## REQUIREMENTS
From the listing below, copy every line with the word "kappa".

[Figure data in JSON]
===============
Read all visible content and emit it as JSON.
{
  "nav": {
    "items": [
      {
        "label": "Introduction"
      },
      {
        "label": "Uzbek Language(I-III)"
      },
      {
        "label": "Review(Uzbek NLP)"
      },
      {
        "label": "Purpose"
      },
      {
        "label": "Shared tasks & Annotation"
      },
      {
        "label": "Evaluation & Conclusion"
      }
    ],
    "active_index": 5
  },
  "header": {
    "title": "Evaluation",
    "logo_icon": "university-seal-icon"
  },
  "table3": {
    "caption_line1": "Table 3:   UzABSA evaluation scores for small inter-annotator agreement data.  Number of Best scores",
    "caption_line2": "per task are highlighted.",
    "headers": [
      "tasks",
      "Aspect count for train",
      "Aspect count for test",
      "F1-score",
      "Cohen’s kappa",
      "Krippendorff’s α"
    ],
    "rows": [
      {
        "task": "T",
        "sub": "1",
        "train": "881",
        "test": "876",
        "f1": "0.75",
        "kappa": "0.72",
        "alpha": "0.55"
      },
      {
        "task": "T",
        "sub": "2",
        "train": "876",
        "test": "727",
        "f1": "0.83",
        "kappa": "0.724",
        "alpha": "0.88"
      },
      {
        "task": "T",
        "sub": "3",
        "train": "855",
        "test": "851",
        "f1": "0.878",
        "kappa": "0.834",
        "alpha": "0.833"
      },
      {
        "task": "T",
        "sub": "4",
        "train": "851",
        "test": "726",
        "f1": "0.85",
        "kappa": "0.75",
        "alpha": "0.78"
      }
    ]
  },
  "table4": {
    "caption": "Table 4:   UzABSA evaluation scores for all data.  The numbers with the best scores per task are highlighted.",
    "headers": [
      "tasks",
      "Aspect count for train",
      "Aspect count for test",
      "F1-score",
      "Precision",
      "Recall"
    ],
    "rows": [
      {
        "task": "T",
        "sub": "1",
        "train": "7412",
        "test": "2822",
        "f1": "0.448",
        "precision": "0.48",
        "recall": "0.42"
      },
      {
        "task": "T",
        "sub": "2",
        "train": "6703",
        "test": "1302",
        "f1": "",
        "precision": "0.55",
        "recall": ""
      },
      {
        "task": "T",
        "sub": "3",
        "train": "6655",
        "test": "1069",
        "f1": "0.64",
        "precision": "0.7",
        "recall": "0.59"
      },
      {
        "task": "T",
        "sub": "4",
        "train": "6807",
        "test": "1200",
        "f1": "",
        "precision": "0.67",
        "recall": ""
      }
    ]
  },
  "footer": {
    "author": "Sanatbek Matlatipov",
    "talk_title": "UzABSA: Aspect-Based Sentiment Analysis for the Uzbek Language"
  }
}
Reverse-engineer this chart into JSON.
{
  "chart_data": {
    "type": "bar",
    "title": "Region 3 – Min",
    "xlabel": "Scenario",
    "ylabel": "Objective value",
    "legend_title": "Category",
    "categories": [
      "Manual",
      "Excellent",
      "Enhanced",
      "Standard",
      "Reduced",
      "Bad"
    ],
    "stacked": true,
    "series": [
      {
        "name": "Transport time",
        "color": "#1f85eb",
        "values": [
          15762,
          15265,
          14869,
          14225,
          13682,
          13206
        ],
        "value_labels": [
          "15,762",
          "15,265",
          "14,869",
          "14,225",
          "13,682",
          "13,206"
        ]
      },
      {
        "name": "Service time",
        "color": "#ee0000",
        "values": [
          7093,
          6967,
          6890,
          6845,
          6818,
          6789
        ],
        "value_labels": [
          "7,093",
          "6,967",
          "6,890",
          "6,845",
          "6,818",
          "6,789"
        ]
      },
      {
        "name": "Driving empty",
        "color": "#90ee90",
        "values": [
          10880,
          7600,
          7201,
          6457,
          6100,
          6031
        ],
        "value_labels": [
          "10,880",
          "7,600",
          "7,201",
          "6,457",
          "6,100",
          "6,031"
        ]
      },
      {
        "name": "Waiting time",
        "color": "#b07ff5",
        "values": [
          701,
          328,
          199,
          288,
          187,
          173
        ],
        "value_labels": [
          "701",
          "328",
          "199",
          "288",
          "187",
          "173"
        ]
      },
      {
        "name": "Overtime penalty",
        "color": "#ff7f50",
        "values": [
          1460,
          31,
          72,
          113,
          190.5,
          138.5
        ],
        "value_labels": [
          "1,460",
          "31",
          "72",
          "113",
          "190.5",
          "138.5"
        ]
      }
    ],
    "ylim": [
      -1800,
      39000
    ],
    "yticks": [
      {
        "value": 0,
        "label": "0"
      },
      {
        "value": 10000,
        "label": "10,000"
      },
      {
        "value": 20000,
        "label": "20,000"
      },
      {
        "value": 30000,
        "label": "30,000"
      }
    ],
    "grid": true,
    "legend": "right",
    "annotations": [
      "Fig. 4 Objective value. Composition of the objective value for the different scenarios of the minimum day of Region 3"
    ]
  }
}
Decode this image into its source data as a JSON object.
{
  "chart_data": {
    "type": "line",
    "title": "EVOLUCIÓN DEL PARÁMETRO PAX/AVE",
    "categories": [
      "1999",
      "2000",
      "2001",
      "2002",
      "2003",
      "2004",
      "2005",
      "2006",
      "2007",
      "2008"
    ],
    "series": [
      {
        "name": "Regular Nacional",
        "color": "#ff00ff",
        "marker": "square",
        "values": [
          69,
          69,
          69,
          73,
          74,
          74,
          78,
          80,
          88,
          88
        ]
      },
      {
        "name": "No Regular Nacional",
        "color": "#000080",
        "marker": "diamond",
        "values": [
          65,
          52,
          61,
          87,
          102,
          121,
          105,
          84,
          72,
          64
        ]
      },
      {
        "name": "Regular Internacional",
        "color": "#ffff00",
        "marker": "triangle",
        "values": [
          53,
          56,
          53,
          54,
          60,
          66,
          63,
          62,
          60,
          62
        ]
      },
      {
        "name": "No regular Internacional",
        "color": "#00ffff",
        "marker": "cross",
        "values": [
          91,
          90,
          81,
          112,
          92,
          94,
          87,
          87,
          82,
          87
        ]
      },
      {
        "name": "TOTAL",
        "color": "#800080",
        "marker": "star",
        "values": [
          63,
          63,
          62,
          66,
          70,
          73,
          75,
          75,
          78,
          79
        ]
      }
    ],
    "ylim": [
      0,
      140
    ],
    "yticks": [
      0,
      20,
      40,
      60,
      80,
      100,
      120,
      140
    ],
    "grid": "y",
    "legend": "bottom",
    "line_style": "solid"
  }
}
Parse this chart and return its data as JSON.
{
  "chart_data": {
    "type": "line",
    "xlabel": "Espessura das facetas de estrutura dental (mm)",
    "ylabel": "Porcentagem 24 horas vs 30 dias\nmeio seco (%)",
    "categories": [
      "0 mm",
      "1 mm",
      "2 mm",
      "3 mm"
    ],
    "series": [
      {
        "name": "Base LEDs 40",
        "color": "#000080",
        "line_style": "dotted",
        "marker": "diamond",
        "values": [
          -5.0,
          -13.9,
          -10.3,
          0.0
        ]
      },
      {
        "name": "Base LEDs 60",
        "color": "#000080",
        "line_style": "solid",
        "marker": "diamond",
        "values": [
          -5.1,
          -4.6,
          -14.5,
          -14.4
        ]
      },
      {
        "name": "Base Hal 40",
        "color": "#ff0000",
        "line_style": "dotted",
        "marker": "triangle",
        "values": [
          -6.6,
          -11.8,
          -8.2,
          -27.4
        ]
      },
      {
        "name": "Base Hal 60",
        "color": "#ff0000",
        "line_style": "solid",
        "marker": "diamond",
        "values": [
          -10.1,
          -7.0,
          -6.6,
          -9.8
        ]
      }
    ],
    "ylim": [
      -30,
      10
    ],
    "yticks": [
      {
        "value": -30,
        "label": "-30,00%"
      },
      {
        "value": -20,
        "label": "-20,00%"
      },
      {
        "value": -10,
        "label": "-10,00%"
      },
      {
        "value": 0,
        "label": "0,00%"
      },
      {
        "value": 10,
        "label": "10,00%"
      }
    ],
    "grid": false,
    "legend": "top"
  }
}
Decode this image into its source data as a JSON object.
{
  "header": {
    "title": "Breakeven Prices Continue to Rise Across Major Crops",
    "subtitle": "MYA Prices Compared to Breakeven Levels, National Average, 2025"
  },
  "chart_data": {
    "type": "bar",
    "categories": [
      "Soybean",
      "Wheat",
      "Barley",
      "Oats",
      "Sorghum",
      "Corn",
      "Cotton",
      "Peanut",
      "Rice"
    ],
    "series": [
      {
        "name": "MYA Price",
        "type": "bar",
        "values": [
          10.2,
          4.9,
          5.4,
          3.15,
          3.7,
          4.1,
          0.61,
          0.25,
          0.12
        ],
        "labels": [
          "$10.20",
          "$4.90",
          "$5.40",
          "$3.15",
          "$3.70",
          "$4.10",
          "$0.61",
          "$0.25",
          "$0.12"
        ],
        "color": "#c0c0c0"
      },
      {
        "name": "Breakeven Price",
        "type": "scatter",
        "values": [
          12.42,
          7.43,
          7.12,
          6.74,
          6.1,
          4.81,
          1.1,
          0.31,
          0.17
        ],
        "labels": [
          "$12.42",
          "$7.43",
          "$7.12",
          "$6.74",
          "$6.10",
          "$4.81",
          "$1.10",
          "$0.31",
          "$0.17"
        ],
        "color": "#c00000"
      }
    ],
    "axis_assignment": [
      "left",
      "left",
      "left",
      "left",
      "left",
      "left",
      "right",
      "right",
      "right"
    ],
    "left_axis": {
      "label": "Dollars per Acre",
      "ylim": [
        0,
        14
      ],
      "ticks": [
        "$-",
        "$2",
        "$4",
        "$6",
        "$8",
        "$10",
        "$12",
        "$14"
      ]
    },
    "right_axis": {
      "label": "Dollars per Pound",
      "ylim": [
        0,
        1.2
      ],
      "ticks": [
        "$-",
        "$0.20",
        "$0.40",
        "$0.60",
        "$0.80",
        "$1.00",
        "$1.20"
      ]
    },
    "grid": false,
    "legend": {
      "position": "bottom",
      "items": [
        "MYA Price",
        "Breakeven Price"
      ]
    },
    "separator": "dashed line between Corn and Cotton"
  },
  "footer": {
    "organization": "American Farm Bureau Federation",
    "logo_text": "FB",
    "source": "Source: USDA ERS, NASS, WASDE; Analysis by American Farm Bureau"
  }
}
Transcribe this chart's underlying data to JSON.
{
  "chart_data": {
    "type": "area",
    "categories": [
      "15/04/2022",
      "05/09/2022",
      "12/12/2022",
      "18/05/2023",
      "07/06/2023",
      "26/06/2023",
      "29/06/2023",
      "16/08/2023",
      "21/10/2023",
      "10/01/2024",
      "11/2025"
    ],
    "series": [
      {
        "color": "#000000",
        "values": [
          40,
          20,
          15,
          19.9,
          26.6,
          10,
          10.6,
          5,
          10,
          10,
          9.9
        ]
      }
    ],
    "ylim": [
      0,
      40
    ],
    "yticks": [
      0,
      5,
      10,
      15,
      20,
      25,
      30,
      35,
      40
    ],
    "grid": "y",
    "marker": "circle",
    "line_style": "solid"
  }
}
===============
## FULL ANSWER
      "Cohen’s kappa",
        "kappa": "0.72",
        "kappa": "0.724",
        "kappa": "0.834",
        "kappa": "0.75",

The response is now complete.